# MATERIALS PROVIDED:
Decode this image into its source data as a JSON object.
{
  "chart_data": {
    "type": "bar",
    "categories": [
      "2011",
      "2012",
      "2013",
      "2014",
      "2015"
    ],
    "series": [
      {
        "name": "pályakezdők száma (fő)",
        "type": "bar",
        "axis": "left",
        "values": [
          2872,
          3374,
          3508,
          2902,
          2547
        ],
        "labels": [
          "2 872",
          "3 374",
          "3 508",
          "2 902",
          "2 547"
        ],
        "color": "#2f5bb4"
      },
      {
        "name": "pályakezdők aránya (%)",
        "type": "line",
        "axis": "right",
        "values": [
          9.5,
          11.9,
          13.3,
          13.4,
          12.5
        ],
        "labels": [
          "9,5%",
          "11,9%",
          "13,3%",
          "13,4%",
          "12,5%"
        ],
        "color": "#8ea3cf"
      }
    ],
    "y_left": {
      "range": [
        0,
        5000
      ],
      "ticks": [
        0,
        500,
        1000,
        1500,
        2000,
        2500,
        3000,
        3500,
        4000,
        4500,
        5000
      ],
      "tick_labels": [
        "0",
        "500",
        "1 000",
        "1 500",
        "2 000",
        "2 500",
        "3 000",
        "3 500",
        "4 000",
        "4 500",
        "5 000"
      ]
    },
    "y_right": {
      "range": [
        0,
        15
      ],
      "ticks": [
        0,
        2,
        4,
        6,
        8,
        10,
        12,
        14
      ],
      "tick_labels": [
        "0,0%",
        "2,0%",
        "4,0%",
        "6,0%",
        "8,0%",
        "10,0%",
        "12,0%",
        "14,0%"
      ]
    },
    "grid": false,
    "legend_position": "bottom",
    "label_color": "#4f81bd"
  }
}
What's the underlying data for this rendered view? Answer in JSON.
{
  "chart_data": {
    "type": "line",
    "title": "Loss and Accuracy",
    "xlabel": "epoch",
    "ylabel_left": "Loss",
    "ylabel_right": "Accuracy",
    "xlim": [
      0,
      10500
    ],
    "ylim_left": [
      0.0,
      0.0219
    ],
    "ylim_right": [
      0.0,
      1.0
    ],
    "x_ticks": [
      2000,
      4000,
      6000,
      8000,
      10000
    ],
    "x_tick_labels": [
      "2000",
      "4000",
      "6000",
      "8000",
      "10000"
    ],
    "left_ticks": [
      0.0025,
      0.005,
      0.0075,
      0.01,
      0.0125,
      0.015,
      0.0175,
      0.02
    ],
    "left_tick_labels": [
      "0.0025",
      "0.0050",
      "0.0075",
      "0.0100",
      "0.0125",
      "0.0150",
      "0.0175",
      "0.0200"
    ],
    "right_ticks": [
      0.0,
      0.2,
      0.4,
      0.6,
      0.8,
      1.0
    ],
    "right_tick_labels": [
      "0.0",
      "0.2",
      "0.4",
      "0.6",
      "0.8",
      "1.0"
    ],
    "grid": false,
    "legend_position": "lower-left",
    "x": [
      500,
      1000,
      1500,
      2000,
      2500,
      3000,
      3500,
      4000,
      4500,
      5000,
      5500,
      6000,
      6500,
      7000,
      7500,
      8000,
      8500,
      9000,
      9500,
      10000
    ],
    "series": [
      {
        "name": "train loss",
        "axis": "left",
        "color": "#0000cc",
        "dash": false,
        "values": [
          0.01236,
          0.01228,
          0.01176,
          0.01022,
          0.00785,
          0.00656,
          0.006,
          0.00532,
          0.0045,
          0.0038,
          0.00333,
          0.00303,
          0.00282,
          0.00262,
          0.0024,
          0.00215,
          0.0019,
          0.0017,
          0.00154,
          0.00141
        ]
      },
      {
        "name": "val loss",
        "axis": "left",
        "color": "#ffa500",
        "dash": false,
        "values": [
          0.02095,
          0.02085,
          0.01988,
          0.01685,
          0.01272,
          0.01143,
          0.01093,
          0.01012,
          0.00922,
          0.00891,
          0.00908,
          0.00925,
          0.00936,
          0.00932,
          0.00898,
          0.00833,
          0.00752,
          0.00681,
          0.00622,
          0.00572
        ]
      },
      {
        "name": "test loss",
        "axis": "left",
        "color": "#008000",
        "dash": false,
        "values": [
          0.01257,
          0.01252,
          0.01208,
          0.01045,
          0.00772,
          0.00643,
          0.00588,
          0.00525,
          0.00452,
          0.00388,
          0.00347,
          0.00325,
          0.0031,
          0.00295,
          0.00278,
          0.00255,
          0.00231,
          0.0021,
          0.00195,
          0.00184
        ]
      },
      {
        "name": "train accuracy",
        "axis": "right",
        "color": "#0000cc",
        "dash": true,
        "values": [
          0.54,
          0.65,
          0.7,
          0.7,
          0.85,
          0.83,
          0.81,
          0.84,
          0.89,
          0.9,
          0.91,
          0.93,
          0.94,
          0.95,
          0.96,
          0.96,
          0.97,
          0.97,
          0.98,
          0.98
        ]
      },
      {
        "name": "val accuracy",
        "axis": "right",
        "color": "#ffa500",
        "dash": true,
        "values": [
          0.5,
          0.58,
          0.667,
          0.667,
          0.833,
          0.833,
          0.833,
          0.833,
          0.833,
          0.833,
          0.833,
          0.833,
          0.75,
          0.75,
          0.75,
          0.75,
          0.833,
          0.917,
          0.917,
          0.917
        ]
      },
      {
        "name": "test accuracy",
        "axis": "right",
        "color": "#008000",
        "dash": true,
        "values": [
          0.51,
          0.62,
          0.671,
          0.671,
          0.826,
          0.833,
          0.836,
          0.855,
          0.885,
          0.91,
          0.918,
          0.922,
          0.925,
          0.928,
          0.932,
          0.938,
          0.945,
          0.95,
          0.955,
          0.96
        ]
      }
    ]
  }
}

# TASK INSTRUCTIONS:
Using the entries above, return each line in which the word "JSON" occurs.

# RESPONSE:
Decode this image into its source data as a JSON object.
What's the underlying data for this rendered view? Answer in JSON.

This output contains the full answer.